··· MATERIAL PROVIDED ···
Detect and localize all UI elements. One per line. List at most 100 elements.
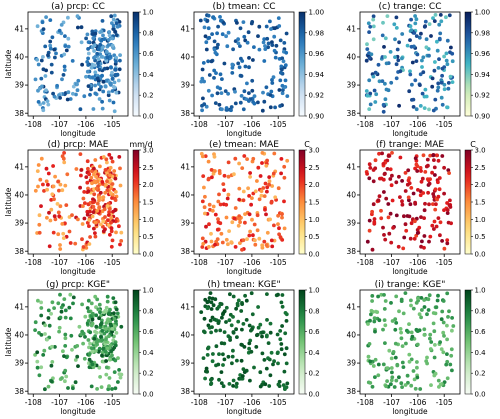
data-point — [86, 319, 91, 323]
data-point — [69, 333, 74, 338]
data-point — [436, 66, 441, 70]
data-points — [33, 13, 122, 114]
data-point — [53, 345, 57, 349]
data-point — [118, 242, 122, 247]
data-point — [46, 308, 51, 313]
data-point — [407, 359, 412, 364]
data-point — [87, 218, 92, 222]
data-point — [427, 293, 432, 298]
data-point — [419, 31, 423, 36]
data-point — [364, 58, 369, 63]
data-point — [41, 55, 45, 59]
data-point — [113, 343, 118, 348]
y-tick-label: 40 — [180, 191, 190, 200]
data-point — [238, 100, 243, 105]
data-point — [216, 24, 221, 29]
data-point — [107, 152, 112, 157]
data-point — [109, 244, 114, 249]
data-point — [57, 329, 61, 334]
data-points — [199, 151, 290, 252]
data-point — [33, 353, 37, 357]
data-point — [419, 244, 423, 249]
data-point — [270, 78, 274, 82]
data-point — [90, 362, 95, 367]
data-point — [420, 58, 424, 63]
data-point — [213, 297, 218, 302]
data-point — [43, 387, 47, 392]
data-point — [209, 307, 214, 311]
data-point — [206, 26, 211, 31]
colorbar-tick-label: 0.4 — [143, 349, 155, 357]
data-point — [224, 202, 229, 207]
colorbar-tick-label: 0.94 — [309, 71, 325, 79]
data-point — [282, 175, 287, 180]
data-point — [422, 234, 427, 238]
panel-title: (e) tmean: MAE — [209, 140, 279, 150]
data-point — [427, 181, 432, 186]
data-point — [231, 348, 235, 353]
data-point — [209, 59, 214, 64]
data-point — [393, 355, 398, 360]
data-point — [46, 182, 50, 187]
colorbar-tick-label: 3.0 — [475, 147, 486, 155]
data-point — [113, 29, 117, 34]
data-point — [213, 50, 218, 55]
data-point — [212, 317, 217, 322]
data-point — [209, 239, 214, 244]
data-point — [219, 381, 224, 385]
data-point — [62, 64, 67, 69]
data-point — [95, 201, 100, 206]
data-point — [371, 74, 376, 79]
data-point — [249, 349, 254, 354]
data-point — [208, 318, 213, 323]
data-point — [262, 99, 267, 104]
data-point — [93, 234, 98, 239]
data-point — [218, 301, 223, 306]
data-point — [101, 229, 106, 234]
data-point — [369, 52, 374, 57]
data-point — [201, 96, 205, 101]
data-point — [270, 43, 275, 47]
data-point — [434, 202, 438, 207]
data-point — [417, 35, 422, 40]
panel-3: (d) prcp: MAE-108 -107 -106 -10538394041lon… — [4, 140, 154, 276]
data-point — [200, 236, 205, 241]
data-point — [265, 189, 269, 194]
data-point — [432, 355, 437, 360]
data-point — [445, 211, 450, 216]
data-point — [381, 362, 386, 367]
colorbar-tick-label: 1.0 — [475, 287, 486, 295]
data-point — [62, 68, 67, 72]
data-point — [413, 78, 418, 83]
data-point — [113, 208, 117, 213]
data-point — [247, 212, 252, 217]
data-point — [284, 346, 289, 351]
data-point — [437, 36, 442, 41]
colorbar-tick-label: 0.0 — [475, 391, 486, 399]
data-point — [420, 91, 425, 96]
data-point — [418, 166, 423, 170]
data-point — [218, 15, 222, 19]
data-point — [233, 89, 237, 94]
data-point — [216, 217, 220, 222]
data-point — [407, 352, 412, 357]
data-point — [249, 291, 254, 296]
data-point — [43, 44, 48, 49]
data-point — [365, 47, 370, 51]
data-point — [221, 363, 225, 367]
data-point — [269, 200, 274, 205]
data-point — [107, 357, 112, 362]
data-point — [434, 224, 439, 229]
data-point — [44, 15, 48, 19]
data-point — [282, 226, 287, 231]
data-point — [415, 342, 420, 347]
data-point — [241, 20, 246, 24]
data-point — [261, 40, 266, 45]
data-point — [76, 25, 80, 30]
data-point — [202, 205, 207, 210]
data-point — [80, 222, 85, 226]
data-point — [227, 318, 232, 323]
data-point — [49, 70, 54, 75]
colorbar-tick-label: 0.2 — [143, 370, 154, 378]
data-point — [86, 51, 91, 56]
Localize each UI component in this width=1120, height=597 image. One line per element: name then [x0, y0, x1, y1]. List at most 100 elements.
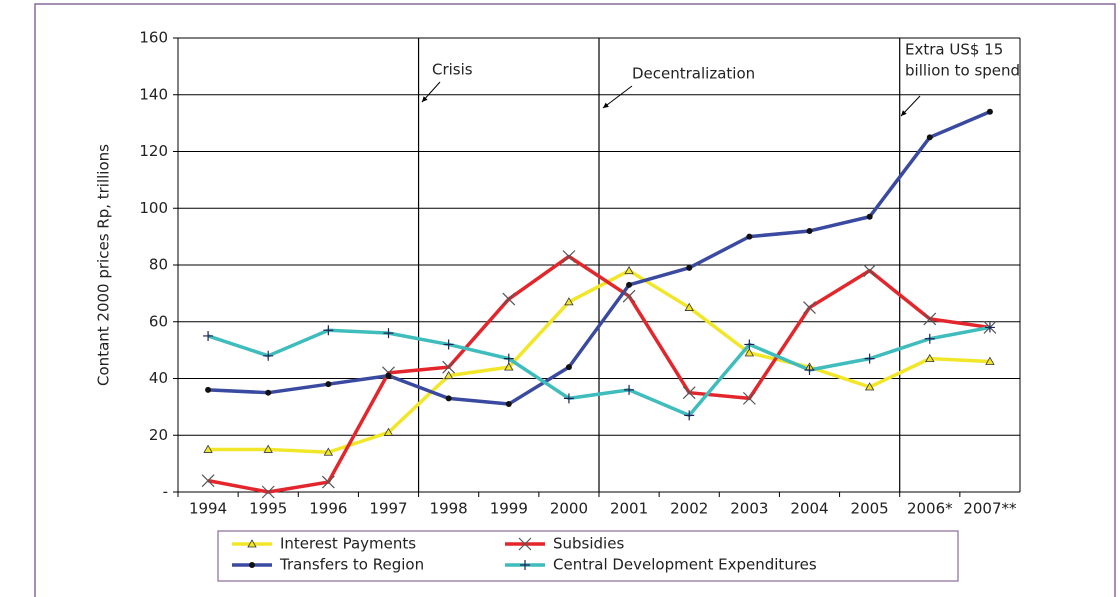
- y-tick-label: 160: [139, 29, 168, 47]
- legend-label: Subsidies: [553, 535, 624, 553]
- marker: [626, 281, 633, 288]
- x-tick-label: 2000: [550, 500, 588, 518]
- marker: [744, 339, 755, 350]
- marker: [864, 353, 875, 364]
- marker: [624, 384, 635, 395]
- series-line: [207, 325, 991, 418]
- legend-label: Transfers to Region: [279, 556, 424, 574]
- marker: [383, 328, 394, 339]
- marker: [564, 297, 574, 306]
- marker: [622, 289, 636, 303]
- marker: [383, 427, 394, 436]
- marker: [201, 474, 215, 488]
- annotation: billion to spend: [905, 62, 1020, 80]
- marker: [746, 233, 753, 240]
- marker: [686, 264, 693, 271]
- y-tick-label: 80: [149, 256, 168, 274]
- x-tick-label: 2001: [610, 500, 648, 518]
- x-tick-label: 1996: [309, 500, 347, 518]
- marker: [684, 410, 695, 421]
- marker: [863, 264, 877, 278]
- y-axis-label: Contant 2000 prices Rp, trillions: [95, 144, 113, 386]
- x-tick-label: 2003: [730, 500, 768, 518]
- annotation: Crisis: [432, 61, 473, 79]
- series-line: [207, 110, 991, 406]
- marker: [864, 382, 875, 391]
- x-tick-label: 1995: [249, 500, 287, 518]
- marker: [684, 302, 694, 311]
- marker: [803, 301, 816, 314]
- y-tick-label: 100: [139, 199, 168, 217]
- marker: [265, 389, 272, 396]
- annotation: Extra US$ 15: [905, 41, 1003, 59]
- marker: [503, 353, 514, 364]
- marker: [624, 265, 634, 275]
- y-tick-label: 40: [149, 369, 168, 387]
- marker: [203, 330, 214, 341]
- marker: [443, 339, 454, 350]
- marker: [806, 227, 813, 234]
- marker: [323, 325, 334, 336]
- marker: [504, 362, 514, 371]
- marker: [984, 322, 995, 333]
- frame: [34, 3, 1116, 597]
- x-tick-label: 1994: [189, 500, 227, 518]
- marker: [923, 312, 937, 326]
- marker: [985, 356, 995, 365]
- y-tick-label: 120: [139, 142, 168, 160]
- marker: [520, 560, 530, 570]
- marker: [325, 381, 332, 388]
- marker: [323, 447, 334, 456]
- legend: [217, 530, 959, 582]
- x-tick-label: 2002: [670, 500, 708, 518]
- marker: [926, 134, 933, 141]
- marker: [247, 539, 257, 548]
- y-tick-label: 140: [139, 85, 168, 103]
- marker: [263, 350, 274, 361]
- x-tick-label: 2006*: [907, 500, 953, 518]
- marker: [744, 348, 755, 357]
- marker: [443, 370, 454, 380]
- series-line: [207, 254, 991, 494]
- annotation: Decentralization: [632, 65, 755, 83]
- marker: [742, 391, 756, 405]
- x-tick-label: 2005: [851, 500, 889, 518]
- annotation-arrow: [602, 85, 633, 109]
- marker: [261, 485, 275, 499]
- x-tick-label: 2007**: [963, 500, 1017, 518]
- y-tick-label: 60: [149, 312, 168, 330]
- marker: [502, 292, 516, 306]
- x-tick-label: 2004: [790, 500, 828, 518]
- marker: [866, 213, 873, 220]
- arrow-head: [603, 102, 609, 108]
- marker: [205, 386, 212, 393]
- marker: [505, 401, 512, 408]
- y-tick-label: 20: [149, 426, 168, 444]
- y-tick-label: -: [163, 483, 168, 501]
- x-tick-label: 1998: [430, 500, 468, 518]
- x-tick-label: 1997: [369, 500, 407, 518]
- marker: [385, 372, 392, 379]
- marker: [321, 475, 335, 489]
- marker: [986, 108, 993, 115]
- marker: [442, 360, 456, 374]
- arrow-head: [901, 110, 907, 116]
- marker: [924, 333, 935, 344]
- marker: [925, 353, 935, 363]
- arrow-head: [422, 96, 428, 102]
- marker: [565, 364, 572, 371]
- marker: [203, 444, 213, 453]
- legend-label: Interest Payments: [280, 535, 416, 553]
- marker: [563, 393, 574, 404]
- series-line: [208, 268, 991, 455]
- legend-label: Central Development Expenditures: [553, 556, 817, 574]
- marker: [682, 386, 696, 400]
- marker: [445, 395, 452, 402]
- x-tick-label: 1999: [490, 500, 528, 518]
- marker: [804, 364, 815, 375]
- marker: [263, 444, 273, 453]
- marker: [249, 562, 255, 568]
- marker: [518, 537, 532, 551]
- marker: [562, 250, 576, 263]
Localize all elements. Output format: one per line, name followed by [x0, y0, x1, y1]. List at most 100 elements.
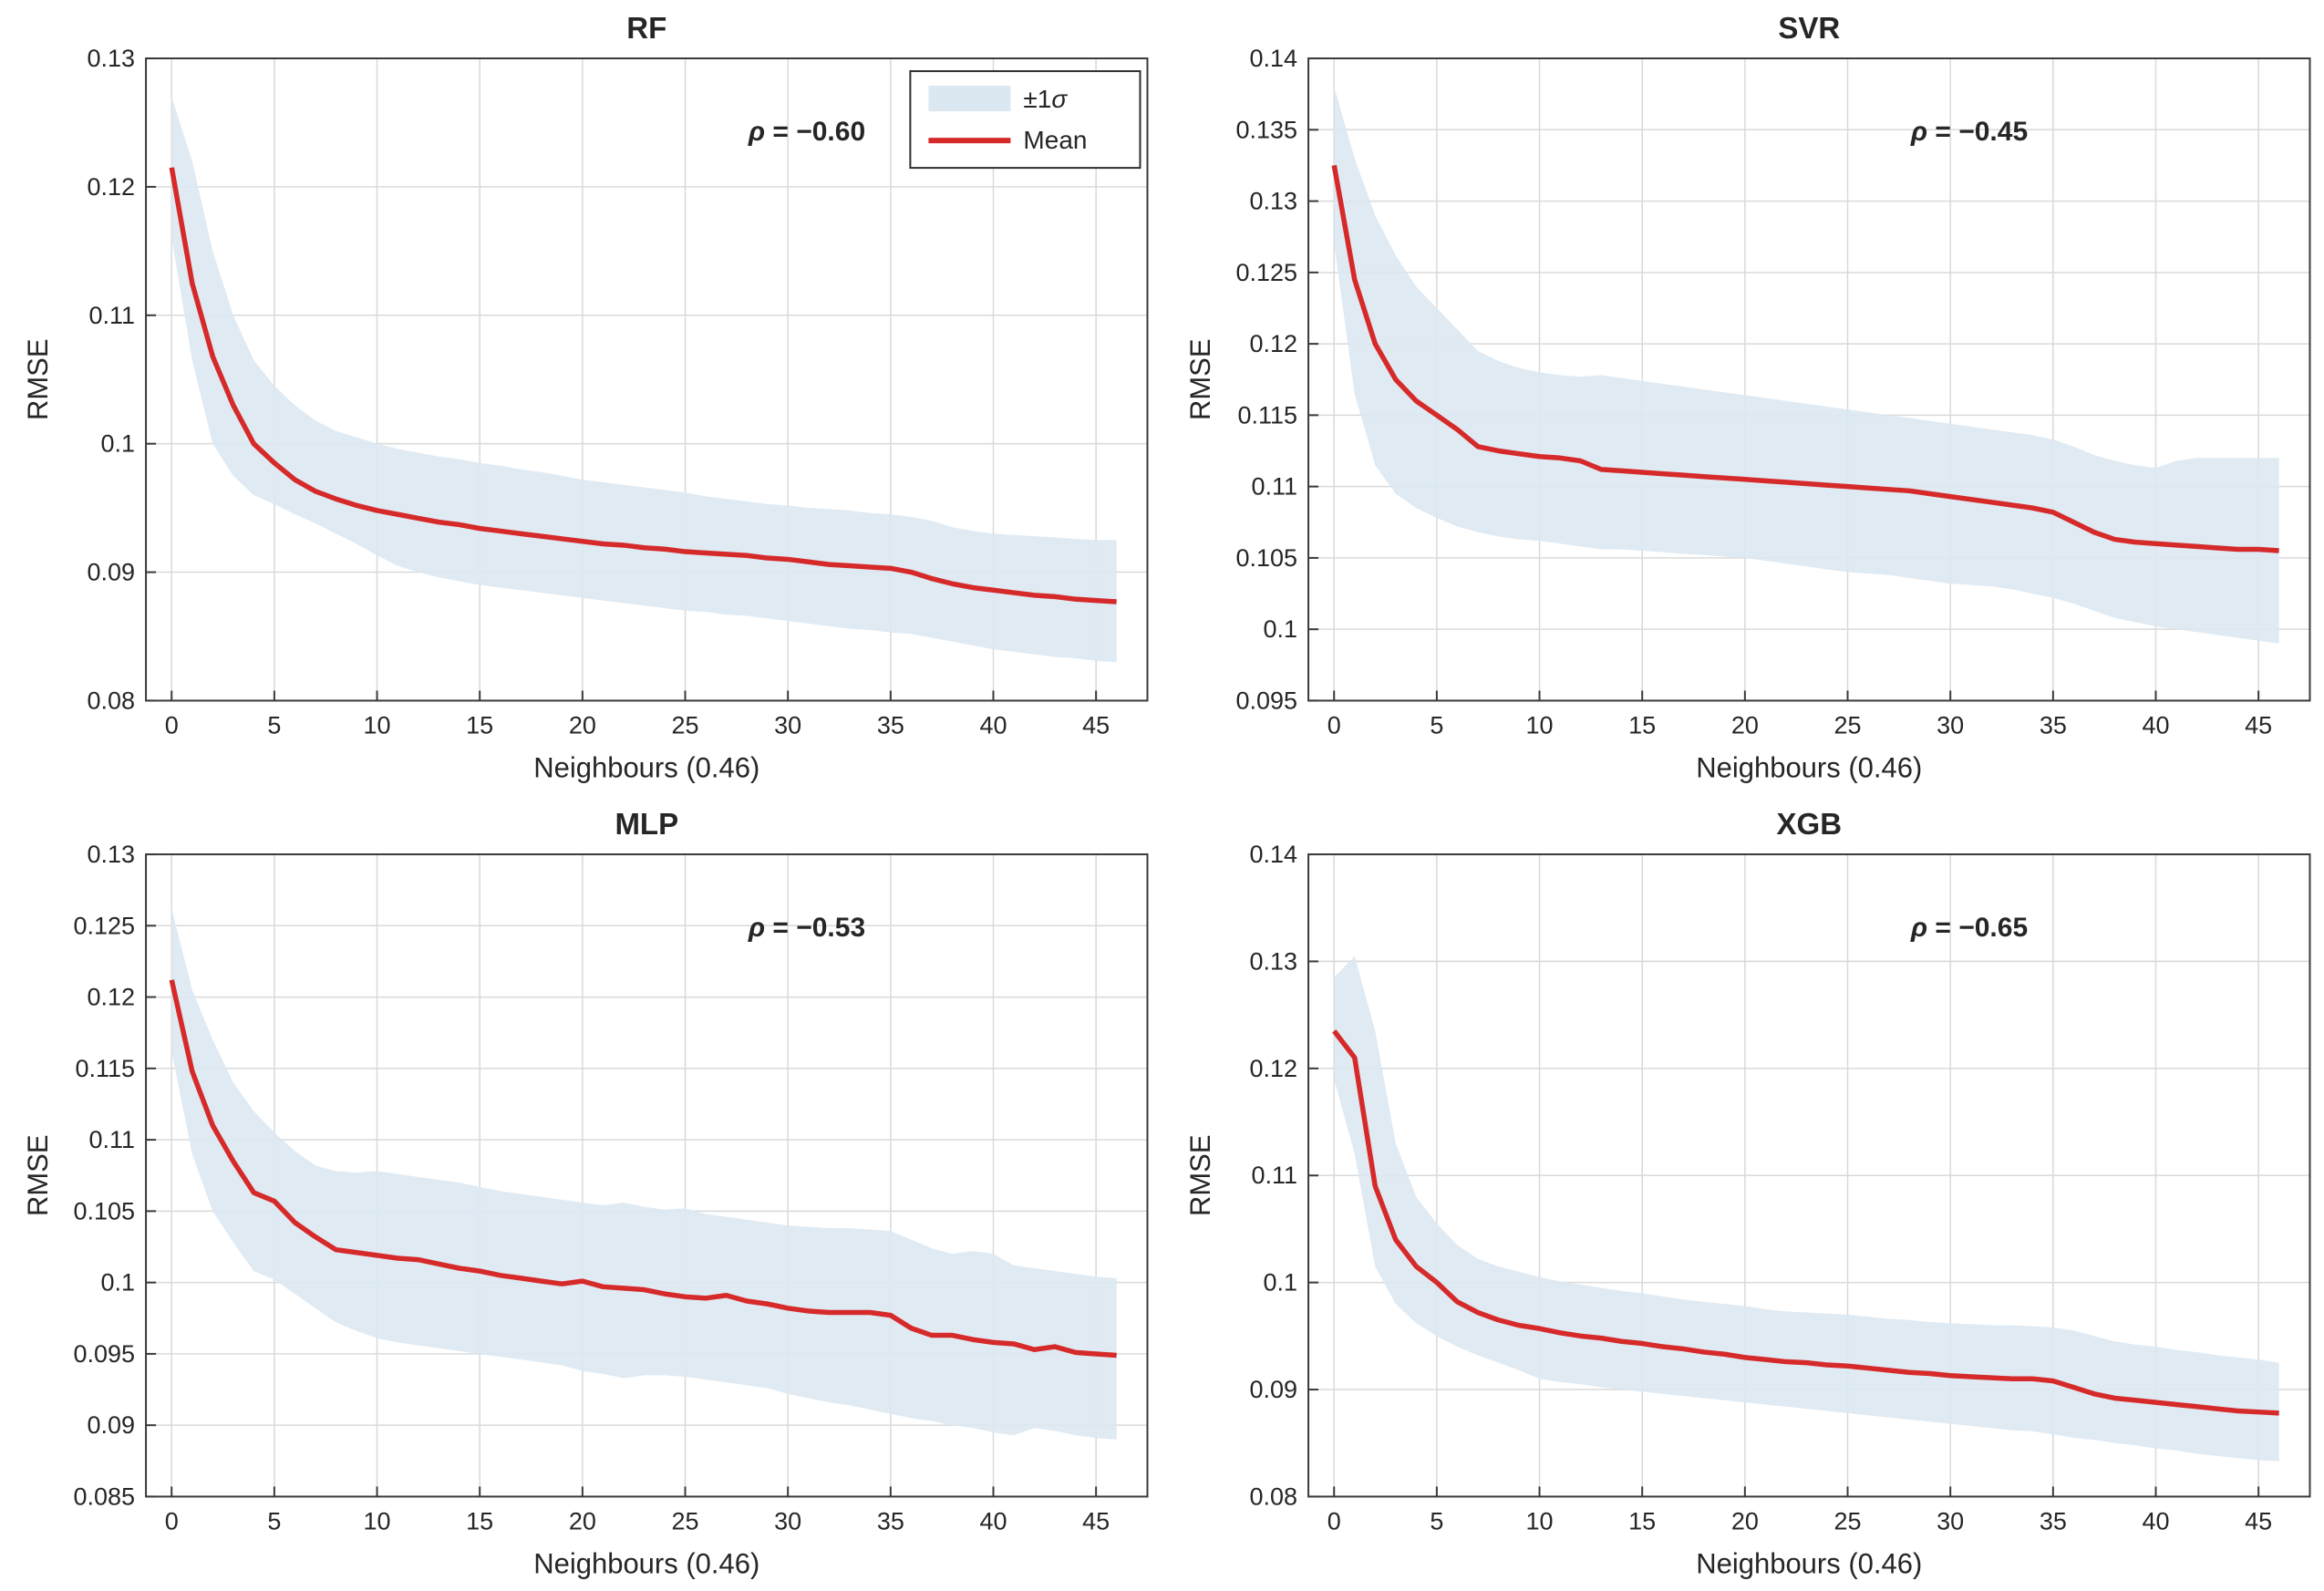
···
Reproduce the records beginning at the line that contains "data-point — [86, 319, 91, 323]" and ending with the line that contains "data-point — [113, 343, 118, 348]", switching "data-points" to "point-cluster" and leaving everything else unchanged.

## EXERCISE RESULT
data-point — [86, 319, 91, 323]
data-point — [69, 333, 74, 338]
data-point — [436, 66, 441, 70]
point-cluster — [33, 13, 122, 114]
data-point — [53, 345, 57, 349]
data-point — [118, 242, 122, 247]
data-point — [46, 308, 51, 313]
data-point — [407, 359, 412, 364]
data-point — [87, 218, 92, 222]
data-point — [427, 293, 432, 298]
data-point — [419, 31, 423, 36]
data-point — [364, 58, 369, 63]
data-point — [41, 55, 45, 59]
data-point — [113, 343, 118, 348]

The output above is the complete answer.